The LPC analysis gives the filter coefficients only. The gain should be
found separately.

> Also is this really a predictor?

Yes. It exploits the correlation between the subsequent samples.

> It is not a Wiener predictor in the
> sense there is no additive white noise and it is only predicting one
> step. Looks more like a basic filter.

Exactly. The LPC is a basic linear filter designed to MSE criterion.

> A least-squares predictor would
> have something like
>
> Y(k/k-n) for an n step predictor and this would need a Wiener or
> Kalman approach.

The LPC is a Wiener approach.

> I once tried this (ordinary LPC) and although it worked the output
> sounded like a robot! Very machine like. How does one overcome this?

Overcome what? What exactly are you trying to do?

Vladimir Vassilevsky
DSP and Mixed Signal Consultant
www.abvolt.com

> Is the 'gain' estimated at all ie the variance of the driving noise of
> the AR model?

LPC analysis returns LP-coefficients and variance (sum of squared errors)

> I once tried this (ordinary LPC) and although it worked the output
> sounded like a robot! Very machine like. How does one overcome this?

It depends on what you use as excitation for your vocal tract filter.

You can use white noise, white noise+pulses, pulses or something else...

"Vladimir Vassilevsky" <antispam_bogus@hotmail.com> writes:

> "HardySpicer" <gyansorova@gmail.com> wrote in message
> news:1191190301.157557.209990@r29g2000hsg.googlegroups.com...
>> In LPC we estimate a 10th order all pole model of quasi-stationary
>> speech. The predicted speech is then
>>
>> y(k)=-a1y(k-1)-a2y(k-2)....-a10y(k-n)
>
>> Is the 'gain' estimated at all ie the variance of the driving noise of
>> the AR model?
>
> The LPC analysis gives the filter coefficients only. The gain should be
> found separately.

As Hans Christiansen points out:

# LPC analysis returns LP-coefficients and variance (sum of squared errors)

Levison-Durbin (autocorelation method) returns the sum of squares of the
residual/excitation so you can get the gain from this and the original
energy in your waveform.


Tony

On Sep 30, 6:11 pm, HardySpicer <gyansor...@gmail.com> wrote:
> I once tried this (ordinary LPC) and although it worked the output
> sounded like a robot! Very machine like. How does one overcome this?

* * *

◆ **REQUIRED TASK 1**: Copy the rows word for word, everything from the line containing "field-label: order mode [11,470,605,493]" down to the line containing "field-row: execution typeOTC".
The thread above and the rows that follow have no connection to each other.

(Collected data entries)
* * *

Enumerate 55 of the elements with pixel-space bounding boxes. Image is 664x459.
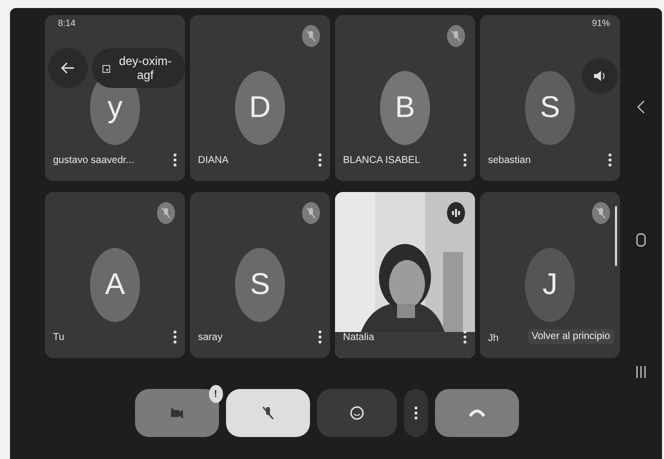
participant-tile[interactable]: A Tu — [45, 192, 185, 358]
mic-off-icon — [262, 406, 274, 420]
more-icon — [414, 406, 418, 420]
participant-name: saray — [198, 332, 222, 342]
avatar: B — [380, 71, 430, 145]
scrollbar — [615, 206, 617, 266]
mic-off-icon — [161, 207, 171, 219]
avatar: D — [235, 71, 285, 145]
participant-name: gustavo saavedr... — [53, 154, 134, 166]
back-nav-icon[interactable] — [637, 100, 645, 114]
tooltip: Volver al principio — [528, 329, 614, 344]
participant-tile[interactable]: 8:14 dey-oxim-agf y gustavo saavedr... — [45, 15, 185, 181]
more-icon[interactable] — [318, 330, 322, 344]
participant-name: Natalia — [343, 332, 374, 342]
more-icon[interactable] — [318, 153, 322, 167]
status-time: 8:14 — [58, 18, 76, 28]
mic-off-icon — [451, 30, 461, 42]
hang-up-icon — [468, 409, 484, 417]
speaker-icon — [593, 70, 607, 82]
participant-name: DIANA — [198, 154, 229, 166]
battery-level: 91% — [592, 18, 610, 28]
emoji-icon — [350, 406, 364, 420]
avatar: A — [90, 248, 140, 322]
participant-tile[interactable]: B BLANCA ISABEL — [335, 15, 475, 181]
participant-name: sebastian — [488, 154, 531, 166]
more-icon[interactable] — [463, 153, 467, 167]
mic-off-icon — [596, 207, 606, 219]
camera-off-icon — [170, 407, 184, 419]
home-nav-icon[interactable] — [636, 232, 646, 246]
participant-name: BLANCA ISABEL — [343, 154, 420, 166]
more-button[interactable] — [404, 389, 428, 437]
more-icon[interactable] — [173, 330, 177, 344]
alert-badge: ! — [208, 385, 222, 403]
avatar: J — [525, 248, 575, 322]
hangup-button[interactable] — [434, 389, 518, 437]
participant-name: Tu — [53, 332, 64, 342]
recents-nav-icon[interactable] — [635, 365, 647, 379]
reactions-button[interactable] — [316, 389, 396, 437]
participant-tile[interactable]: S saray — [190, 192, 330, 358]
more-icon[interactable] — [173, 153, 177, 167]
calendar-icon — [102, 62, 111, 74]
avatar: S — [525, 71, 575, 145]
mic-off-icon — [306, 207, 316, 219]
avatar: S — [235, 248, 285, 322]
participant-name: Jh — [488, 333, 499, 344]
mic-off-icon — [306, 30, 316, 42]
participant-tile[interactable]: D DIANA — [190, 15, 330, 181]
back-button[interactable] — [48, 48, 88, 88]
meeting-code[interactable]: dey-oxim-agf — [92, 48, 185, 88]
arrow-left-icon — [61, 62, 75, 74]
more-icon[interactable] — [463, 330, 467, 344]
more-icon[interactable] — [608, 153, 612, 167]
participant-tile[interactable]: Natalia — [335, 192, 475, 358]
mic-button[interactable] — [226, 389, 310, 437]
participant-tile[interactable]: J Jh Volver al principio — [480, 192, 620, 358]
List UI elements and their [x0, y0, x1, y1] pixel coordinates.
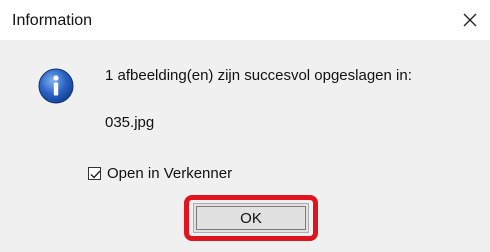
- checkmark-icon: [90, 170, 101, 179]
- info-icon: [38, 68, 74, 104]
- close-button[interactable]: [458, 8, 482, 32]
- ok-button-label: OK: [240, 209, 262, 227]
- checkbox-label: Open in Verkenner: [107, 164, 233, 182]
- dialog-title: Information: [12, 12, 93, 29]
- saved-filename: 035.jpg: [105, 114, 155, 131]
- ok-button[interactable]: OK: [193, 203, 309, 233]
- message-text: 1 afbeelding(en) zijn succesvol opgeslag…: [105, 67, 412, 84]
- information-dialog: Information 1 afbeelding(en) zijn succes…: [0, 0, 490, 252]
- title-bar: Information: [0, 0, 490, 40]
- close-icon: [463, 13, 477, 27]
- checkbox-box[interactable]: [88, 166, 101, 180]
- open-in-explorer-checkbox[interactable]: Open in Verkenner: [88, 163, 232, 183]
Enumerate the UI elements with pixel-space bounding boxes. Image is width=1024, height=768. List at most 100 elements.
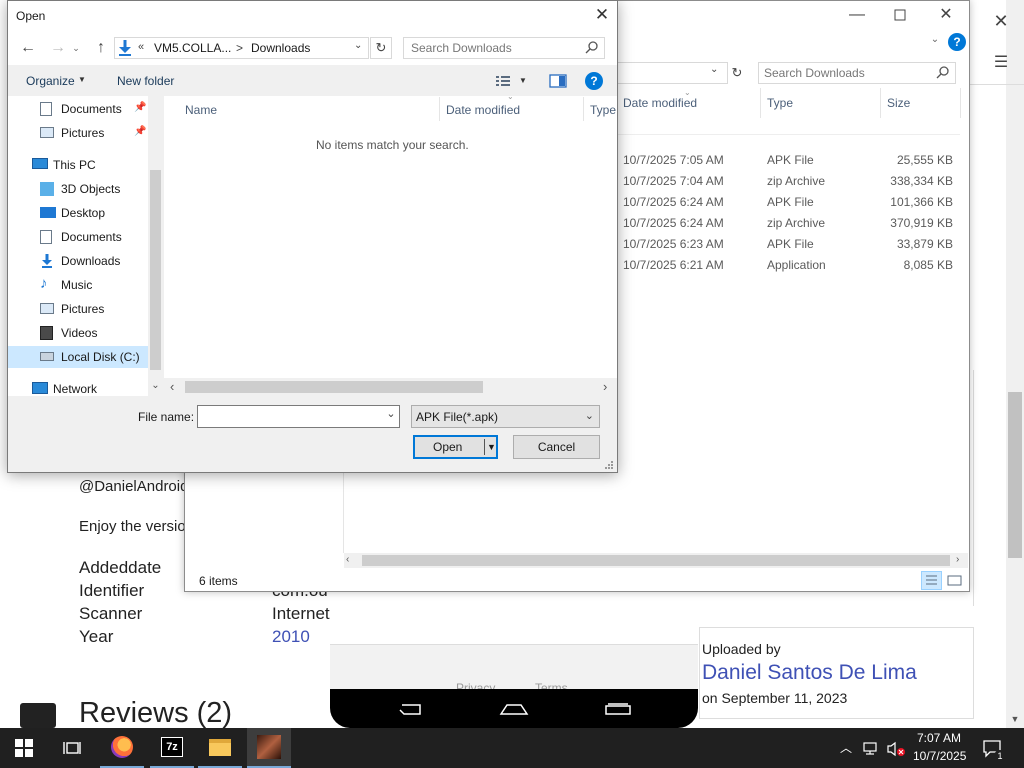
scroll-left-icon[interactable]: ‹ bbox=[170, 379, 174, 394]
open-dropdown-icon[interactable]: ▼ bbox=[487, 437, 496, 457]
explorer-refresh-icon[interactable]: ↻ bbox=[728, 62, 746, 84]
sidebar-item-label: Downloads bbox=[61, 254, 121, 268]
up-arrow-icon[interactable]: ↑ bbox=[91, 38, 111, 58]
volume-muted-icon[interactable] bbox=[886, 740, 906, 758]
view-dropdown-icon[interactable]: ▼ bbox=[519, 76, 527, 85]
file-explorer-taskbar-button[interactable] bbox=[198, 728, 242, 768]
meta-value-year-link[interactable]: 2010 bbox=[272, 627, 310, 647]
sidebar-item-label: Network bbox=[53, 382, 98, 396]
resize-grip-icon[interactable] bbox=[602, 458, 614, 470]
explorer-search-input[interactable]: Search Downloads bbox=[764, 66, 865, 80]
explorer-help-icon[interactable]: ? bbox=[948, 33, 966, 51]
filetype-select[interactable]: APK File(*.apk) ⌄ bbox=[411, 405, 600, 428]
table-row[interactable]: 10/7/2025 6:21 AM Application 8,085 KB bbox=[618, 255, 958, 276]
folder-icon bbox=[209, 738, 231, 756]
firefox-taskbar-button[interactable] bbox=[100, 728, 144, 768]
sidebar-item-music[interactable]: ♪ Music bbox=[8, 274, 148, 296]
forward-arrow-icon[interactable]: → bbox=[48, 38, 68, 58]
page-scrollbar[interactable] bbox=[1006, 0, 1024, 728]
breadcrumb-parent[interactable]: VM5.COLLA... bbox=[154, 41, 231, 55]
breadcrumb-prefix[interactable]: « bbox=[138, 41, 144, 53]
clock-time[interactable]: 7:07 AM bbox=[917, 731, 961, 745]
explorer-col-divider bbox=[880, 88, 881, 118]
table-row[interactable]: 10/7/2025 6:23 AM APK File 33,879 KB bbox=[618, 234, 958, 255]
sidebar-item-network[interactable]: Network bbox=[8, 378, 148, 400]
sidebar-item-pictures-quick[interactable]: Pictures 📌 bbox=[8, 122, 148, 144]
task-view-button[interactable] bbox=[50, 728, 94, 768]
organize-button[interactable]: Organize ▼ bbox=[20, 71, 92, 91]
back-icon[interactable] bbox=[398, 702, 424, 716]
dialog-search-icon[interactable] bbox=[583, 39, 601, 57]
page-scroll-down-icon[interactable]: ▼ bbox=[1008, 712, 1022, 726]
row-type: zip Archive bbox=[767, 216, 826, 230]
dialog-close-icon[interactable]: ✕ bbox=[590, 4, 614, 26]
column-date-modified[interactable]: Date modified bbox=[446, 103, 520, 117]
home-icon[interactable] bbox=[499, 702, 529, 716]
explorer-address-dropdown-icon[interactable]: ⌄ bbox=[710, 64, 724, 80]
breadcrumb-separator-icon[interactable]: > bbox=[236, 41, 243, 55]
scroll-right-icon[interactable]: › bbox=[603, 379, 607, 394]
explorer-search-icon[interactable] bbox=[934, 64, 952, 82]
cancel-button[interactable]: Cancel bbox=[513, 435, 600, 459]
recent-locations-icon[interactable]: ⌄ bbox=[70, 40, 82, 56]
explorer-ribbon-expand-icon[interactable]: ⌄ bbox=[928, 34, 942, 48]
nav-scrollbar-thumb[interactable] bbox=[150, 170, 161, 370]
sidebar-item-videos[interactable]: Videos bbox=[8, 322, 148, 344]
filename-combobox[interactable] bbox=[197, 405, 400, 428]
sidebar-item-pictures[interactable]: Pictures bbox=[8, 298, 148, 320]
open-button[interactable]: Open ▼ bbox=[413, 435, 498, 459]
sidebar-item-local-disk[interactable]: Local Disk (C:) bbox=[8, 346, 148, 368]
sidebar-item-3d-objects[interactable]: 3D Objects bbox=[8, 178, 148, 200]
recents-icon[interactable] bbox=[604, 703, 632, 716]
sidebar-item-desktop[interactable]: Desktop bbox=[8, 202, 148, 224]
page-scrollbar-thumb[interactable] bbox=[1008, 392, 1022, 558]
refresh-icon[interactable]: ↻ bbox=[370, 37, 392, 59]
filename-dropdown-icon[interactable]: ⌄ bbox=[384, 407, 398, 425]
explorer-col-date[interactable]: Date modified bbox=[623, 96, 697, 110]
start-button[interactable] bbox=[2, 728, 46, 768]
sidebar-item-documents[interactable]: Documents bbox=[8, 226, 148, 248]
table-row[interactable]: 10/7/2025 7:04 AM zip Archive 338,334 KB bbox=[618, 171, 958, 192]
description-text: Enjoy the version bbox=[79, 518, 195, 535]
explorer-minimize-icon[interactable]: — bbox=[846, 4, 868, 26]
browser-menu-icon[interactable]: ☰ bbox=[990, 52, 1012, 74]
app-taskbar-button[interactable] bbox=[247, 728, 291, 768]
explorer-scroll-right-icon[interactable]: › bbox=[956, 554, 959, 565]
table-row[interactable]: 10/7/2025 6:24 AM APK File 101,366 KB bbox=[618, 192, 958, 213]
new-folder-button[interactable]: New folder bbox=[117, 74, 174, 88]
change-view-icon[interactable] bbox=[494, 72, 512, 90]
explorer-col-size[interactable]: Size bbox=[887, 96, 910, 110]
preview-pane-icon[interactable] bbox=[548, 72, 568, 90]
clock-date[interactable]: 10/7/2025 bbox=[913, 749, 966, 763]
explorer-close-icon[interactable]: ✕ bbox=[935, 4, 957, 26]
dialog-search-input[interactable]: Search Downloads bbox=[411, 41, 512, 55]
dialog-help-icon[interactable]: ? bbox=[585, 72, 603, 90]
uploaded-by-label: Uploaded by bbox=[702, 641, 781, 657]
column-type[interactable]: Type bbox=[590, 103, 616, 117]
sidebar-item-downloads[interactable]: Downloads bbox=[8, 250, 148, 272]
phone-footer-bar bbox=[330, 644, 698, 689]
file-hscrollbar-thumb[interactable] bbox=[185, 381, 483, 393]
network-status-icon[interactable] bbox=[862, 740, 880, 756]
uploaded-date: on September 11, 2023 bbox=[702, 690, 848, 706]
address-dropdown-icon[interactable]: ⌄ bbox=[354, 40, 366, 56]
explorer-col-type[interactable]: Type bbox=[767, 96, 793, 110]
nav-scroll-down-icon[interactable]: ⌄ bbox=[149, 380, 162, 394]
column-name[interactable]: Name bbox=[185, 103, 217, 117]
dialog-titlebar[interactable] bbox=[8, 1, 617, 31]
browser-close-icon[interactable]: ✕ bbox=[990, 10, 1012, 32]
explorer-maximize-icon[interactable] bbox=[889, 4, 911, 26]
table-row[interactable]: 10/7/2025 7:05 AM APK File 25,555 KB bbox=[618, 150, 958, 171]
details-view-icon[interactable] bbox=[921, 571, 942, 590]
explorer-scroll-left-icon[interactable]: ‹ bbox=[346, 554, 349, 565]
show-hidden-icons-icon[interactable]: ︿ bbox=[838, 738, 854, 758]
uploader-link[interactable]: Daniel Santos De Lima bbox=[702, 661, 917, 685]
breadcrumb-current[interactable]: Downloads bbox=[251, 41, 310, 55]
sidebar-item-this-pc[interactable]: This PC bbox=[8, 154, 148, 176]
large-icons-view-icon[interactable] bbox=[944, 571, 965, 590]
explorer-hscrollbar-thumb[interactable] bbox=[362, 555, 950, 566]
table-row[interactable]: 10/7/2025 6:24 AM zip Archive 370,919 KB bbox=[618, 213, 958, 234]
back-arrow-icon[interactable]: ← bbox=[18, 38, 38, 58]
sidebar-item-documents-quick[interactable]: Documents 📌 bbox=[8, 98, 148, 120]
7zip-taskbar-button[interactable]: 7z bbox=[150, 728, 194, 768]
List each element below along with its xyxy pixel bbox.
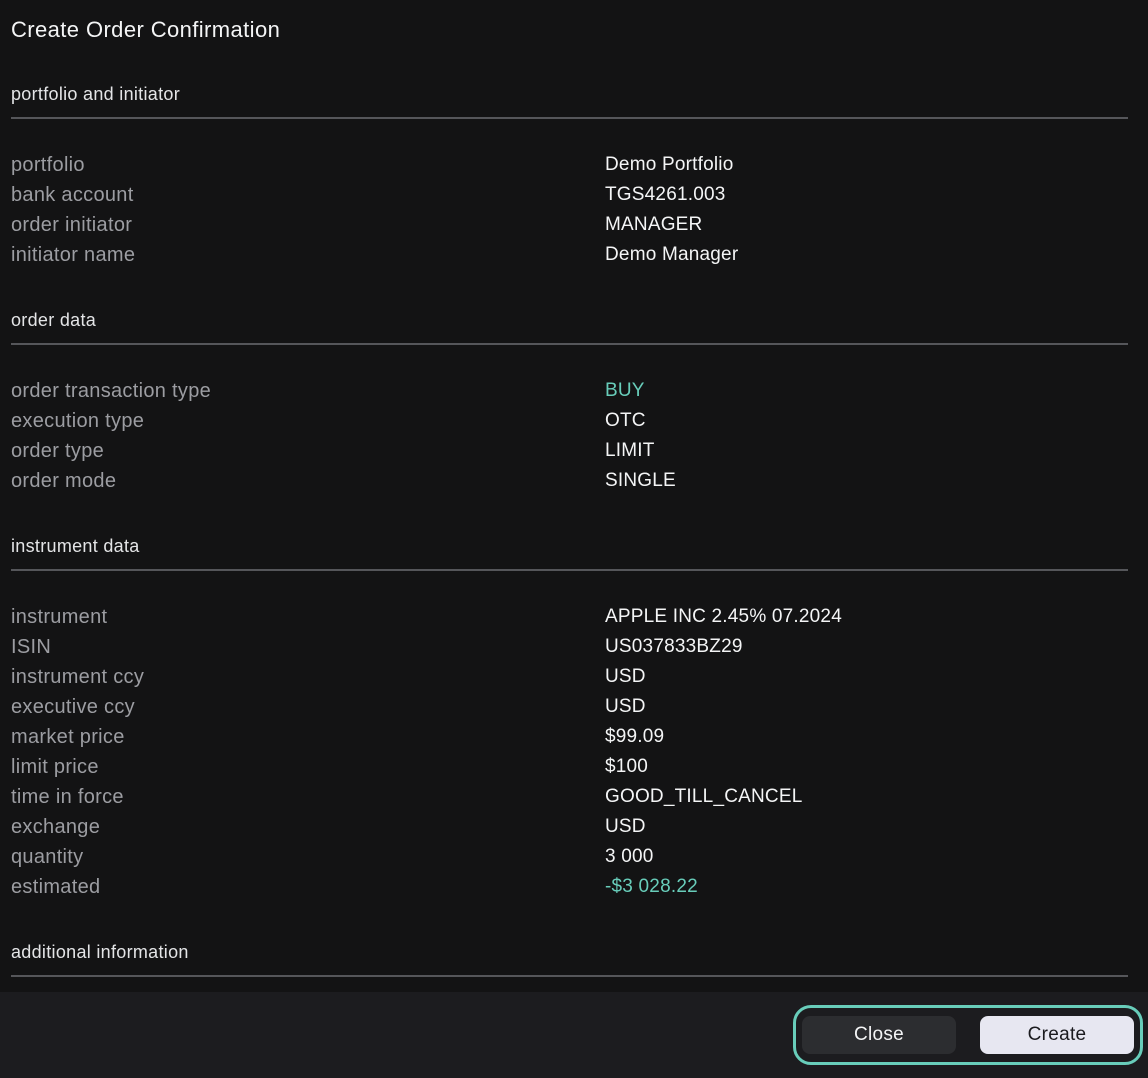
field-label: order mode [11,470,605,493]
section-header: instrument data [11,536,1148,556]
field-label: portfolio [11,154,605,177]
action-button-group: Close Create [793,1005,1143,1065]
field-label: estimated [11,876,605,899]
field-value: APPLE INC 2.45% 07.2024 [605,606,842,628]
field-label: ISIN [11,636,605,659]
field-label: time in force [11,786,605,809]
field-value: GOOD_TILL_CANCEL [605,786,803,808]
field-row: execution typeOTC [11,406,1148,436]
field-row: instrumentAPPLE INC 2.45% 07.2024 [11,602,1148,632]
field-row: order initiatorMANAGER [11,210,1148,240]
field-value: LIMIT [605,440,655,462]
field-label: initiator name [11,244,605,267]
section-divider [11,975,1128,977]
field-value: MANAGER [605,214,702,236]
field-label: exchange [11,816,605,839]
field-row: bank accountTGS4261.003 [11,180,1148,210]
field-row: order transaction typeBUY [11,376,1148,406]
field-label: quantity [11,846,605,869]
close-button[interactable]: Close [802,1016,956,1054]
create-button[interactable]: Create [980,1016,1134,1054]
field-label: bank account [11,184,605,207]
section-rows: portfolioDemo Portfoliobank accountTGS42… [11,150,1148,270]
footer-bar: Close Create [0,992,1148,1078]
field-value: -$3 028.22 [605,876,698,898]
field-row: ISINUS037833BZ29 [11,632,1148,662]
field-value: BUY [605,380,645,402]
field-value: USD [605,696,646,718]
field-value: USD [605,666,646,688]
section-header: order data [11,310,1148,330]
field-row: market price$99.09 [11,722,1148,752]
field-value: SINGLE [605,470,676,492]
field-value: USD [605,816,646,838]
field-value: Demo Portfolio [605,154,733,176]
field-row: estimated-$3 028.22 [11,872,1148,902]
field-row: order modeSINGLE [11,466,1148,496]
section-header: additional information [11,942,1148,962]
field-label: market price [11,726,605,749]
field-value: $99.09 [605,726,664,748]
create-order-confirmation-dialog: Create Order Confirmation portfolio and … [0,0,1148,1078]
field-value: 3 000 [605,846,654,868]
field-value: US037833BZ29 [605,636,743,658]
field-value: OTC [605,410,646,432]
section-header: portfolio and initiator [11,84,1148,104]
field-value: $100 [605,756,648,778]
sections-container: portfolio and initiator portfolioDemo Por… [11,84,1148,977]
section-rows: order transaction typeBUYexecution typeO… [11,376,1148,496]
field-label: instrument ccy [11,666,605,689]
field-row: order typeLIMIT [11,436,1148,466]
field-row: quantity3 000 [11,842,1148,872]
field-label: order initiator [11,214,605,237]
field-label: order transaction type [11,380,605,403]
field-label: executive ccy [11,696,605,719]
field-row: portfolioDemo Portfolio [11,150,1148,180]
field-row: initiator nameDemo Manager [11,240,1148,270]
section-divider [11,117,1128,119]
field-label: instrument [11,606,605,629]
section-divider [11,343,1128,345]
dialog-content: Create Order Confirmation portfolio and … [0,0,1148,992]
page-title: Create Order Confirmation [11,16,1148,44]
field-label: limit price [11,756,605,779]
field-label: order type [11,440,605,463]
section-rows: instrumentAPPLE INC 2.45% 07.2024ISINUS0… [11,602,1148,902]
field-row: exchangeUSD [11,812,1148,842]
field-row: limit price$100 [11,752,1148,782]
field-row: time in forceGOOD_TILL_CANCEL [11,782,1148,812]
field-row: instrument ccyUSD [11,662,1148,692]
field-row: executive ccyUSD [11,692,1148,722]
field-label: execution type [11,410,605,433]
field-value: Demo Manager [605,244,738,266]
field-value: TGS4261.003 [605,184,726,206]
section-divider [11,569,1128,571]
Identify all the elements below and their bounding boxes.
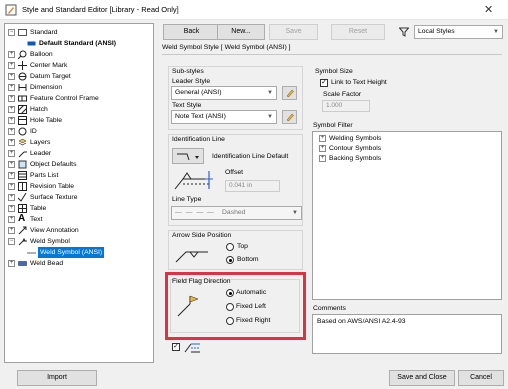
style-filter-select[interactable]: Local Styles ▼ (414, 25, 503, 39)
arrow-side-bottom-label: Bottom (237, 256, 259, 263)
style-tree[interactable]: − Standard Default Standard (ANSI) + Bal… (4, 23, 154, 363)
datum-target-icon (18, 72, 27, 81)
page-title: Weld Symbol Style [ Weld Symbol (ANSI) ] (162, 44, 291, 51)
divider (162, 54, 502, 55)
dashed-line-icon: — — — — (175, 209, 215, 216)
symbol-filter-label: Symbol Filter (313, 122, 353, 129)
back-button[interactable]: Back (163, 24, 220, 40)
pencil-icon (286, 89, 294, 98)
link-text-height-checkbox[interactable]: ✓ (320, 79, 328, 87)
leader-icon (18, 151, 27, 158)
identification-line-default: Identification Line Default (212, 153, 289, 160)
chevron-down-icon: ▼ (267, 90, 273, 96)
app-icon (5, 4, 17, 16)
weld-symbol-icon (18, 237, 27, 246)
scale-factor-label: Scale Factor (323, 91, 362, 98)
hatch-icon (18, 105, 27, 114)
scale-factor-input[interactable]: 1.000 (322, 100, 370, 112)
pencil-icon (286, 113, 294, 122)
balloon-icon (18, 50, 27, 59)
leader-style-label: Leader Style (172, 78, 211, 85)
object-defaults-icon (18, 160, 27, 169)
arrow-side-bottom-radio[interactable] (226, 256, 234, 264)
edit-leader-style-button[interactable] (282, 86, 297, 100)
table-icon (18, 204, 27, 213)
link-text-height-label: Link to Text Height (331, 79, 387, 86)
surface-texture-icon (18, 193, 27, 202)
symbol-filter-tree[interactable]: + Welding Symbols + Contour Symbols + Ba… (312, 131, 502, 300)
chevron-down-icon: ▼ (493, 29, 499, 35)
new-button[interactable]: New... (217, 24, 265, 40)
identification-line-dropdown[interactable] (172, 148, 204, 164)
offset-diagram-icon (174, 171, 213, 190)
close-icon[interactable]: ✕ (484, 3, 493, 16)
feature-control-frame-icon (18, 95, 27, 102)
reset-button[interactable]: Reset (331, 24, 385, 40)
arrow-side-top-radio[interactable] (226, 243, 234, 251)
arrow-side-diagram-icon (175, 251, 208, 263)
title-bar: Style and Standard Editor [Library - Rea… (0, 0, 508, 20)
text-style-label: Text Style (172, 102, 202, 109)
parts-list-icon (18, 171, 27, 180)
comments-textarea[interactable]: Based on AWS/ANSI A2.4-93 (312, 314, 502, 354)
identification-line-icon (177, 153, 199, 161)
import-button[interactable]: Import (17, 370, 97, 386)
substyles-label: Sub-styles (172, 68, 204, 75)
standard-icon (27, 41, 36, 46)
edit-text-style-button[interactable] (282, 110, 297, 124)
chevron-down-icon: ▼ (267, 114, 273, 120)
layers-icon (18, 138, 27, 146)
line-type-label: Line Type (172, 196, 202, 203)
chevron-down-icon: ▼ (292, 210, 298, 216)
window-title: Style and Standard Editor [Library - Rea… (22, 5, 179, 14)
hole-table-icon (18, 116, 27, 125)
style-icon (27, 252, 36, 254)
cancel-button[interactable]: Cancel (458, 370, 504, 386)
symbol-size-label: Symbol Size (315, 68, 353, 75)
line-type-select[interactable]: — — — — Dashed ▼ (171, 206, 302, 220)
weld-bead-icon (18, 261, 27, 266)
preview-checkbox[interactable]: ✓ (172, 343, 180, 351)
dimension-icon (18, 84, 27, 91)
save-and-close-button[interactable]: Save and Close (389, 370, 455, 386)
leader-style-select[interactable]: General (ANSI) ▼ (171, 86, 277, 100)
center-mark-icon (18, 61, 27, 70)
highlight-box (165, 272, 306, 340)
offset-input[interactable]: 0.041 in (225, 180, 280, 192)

* * *

◆ **REQUIRED TASK 2**: List each kind of excitation for the vocal tract filter that the LPC thread names as usable.

◆ **CORRECT OUTPUT 1**:
field-label: order mode [11,470,605,493]
section-header: instrument data [11,536,1148,556]
field-label: portfolio [11,154,605,177]
action-button-group: Close Create [793,1005,1143,1065]
field-label: estimated [11,876,605,899]
field-value: APPLE INC 2.45% 07.2024 [605,606,842,628]
field-label: ISIN [11,636,605,659]
field-label: time in force [11,786,605,809]
field-value: GOOD_TILL_CANCEL [605,786,803,808]
field-row: execution typeOTC [11,406,1148,436]

◆ **CORRECT OUTPUT 2**:
- white noise
- white noise+pulses
- pulses